Recorded data

************

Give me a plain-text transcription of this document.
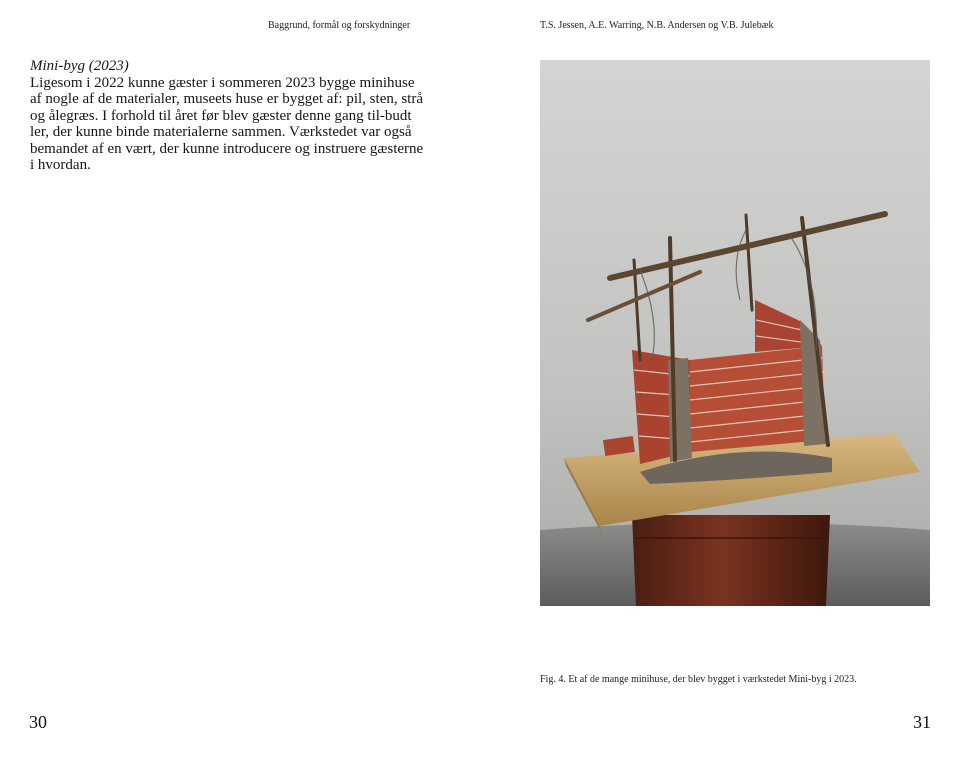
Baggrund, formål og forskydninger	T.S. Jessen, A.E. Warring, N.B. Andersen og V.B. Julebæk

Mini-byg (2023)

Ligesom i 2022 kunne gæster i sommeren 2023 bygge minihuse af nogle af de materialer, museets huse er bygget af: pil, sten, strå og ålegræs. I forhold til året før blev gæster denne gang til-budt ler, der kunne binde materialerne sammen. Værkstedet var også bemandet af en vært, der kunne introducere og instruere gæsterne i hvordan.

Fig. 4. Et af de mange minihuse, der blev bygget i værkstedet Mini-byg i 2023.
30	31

************

## PROMPT
Write out all the entries word for word, but skip any images.

## COMPLETE OUTPUT
Give me a plain-text transcription of this document.
Baggrund, formål og forskydninger	T.S. Jessen, A.E. Warring, N.B. Andersen og V.B. Julebæk

Mini-byg (2023)

Ligesom i 2022 kunne gæster i sommeren 2023 bygge minihuse af nogle af de materialer, museets huse er bygget af: pil, sten, strå og ålegræs. I forhold til året før blev gæster denne gang til-budt ler, der kunne binde materialerne sammen. Værkstedet var også bemandet af en vært, der kunne introducere og instruere gæsterne i hvordan.

Fig. 4. Et af de mange minihuse, der blev bygget i værkstedet Mini-byg i 2023.
30	31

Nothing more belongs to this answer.